(Selected excerpt Opens)

At first you get a few bad words, nothing more.
Sausage party has the character of a naughty children’s movie. You’ll be laughing with some sexual winks or adult-like insinuations.
But as the movie progresses, so does the line and before you know it, you’ll be seeing sausages sliding through the cracks of a piece of bread, a homosexual bagel and a lavash humping each other like mad dogs, baby carrots being ripped apart inside a human mouth and enough foul language to blush even a crack whore.
Granted, there’s one brilliant sarcastic moment where the different groceries are bathing in their own blood and guts, like the whole thing is a war zone … that scene IS funny!
Fucking shit! Motherfucker! Horny sex … lesbians … gay on gay blowjobs … sexual orgies.
Voila, that should do it … now you know precisely what this movie is about. Near the end of the movie there’s a +5 minute sexual orgy that has literally every single supermarket product going frenzy with ferocious mad sex. The scene is vulgar and randy … and it’s the sort of American humor that’s *not* funny anymore!
The voices by the cast are easy to forget, even from a once-upperclass Hollywood actor Edward Norton. Never mind bringing in Salma Hayek who plays a lesbian taco or Kristen Wiig who performs as a kind of soft-pornographic version of a hot dog bun, ready to have sex with whatever slices her way.
The main lead, the actual sausage about whom the story mainly goes, is vocally supported by Seth Rogen.

(Selected excerpt Closes)
(Data extracts Opens)

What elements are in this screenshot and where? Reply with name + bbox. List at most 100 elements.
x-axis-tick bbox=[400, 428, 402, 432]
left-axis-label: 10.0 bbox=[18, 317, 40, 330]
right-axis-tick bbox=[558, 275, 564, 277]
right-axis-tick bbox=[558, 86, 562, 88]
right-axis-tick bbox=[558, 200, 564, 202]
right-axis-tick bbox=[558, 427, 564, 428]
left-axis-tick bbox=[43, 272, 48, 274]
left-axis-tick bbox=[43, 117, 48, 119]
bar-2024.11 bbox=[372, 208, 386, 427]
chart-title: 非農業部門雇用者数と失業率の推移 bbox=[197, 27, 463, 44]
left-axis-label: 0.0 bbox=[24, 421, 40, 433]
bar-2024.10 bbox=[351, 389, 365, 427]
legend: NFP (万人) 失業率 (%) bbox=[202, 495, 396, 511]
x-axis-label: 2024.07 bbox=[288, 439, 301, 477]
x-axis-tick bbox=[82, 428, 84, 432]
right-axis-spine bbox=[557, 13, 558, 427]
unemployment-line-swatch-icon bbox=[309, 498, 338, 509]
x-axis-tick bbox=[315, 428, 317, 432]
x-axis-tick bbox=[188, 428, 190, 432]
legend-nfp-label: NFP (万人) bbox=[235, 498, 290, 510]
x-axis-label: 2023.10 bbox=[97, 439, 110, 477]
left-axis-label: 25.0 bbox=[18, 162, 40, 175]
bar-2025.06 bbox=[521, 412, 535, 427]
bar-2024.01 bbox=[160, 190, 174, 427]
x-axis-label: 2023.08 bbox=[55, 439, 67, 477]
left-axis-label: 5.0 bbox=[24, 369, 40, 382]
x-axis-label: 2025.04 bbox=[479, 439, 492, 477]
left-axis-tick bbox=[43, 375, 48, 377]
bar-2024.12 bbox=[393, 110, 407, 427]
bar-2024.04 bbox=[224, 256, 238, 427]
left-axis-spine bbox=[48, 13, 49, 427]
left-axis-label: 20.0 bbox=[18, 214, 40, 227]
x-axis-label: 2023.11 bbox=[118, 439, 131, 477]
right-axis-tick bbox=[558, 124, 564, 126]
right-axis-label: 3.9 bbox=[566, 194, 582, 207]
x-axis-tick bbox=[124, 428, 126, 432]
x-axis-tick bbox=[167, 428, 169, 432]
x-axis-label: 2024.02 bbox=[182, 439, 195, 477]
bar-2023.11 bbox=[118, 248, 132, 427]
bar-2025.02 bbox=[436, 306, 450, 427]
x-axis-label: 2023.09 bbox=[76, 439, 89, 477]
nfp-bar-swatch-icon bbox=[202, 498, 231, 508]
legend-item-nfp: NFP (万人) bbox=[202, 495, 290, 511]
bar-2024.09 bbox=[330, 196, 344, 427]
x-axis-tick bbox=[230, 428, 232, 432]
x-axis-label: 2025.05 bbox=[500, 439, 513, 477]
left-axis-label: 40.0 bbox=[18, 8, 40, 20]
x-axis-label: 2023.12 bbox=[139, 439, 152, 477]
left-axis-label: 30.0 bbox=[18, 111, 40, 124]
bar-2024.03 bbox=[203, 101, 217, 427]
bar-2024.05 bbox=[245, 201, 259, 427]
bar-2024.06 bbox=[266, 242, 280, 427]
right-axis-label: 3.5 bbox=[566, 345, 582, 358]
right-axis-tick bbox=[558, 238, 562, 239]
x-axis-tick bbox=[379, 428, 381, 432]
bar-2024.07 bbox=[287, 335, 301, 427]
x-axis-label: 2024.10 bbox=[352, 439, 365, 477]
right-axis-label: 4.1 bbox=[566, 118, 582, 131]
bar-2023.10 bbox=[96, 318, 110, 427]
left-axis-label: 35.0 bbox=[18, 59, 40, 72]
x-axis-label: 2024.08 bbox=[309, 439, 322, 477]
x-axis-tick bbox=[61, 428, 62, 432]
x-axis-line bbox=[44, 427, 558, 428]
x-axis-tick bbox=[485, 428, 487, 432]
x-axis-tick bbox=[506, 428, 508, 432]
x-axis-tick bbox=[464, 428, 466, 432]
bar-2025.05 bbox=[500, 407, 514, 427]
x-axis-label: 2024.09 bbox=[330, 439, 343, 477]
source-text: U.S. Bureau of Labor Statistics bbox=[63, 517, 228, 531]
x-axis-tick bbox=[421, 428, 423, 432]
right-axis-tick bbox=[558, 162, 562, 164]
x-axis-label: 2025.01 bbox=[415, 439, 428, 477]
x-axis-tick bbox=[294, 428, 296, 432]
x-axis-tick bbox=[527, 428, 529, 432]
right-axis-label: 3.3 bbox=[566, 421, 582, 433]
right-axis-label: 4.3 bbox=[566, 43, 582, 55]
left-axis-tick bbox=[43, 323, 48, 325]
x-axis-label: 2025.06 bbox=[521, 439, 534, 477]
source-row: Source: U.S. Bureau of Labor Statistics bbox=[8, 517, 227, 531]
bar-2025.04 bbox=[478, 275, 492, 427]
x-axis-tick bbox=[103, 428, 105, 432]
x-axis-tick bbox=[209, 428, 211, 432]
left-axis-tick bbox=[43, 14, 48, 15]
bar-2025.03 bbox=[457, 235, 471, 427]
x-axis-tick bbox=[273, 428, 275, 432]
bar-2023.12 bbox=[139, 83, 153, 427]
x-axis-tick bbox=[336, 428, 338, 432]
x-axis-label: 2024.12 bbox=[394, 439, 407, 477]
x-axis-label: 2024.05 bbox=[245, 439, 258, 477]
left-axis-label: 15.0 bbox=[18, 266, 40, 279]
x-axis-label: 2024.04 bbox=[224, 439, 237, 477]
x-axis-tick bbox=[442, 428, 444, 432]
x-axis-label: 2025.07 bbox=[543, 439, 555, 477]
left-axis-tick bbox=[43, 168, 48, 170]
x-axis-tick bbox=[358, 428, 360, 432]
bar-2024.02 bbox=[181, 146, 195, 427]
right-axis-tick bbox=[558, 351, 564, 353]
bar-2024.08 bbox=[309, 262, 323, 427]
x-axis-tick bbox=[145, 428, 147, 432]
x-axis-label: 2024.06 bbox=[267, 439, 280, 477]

(Data extracts Closes)

Assignment A:
Please list every actor the Sausage Party review names.
Assignment B:
Render this sentence from the Sausage Party review in Spanish: "The main lead, the actual sausage about whom the story mainly goes, is vocally supported by Seth Rogen."

Task output A:
Edward Norton, Salma Hayek, Kristen Wiig, Seth Rogen

Task output B:
El protagonista principal, la propia salchicha en torno a la cual gira principalmente la historia, cuenta con la voz de Seth Rogen.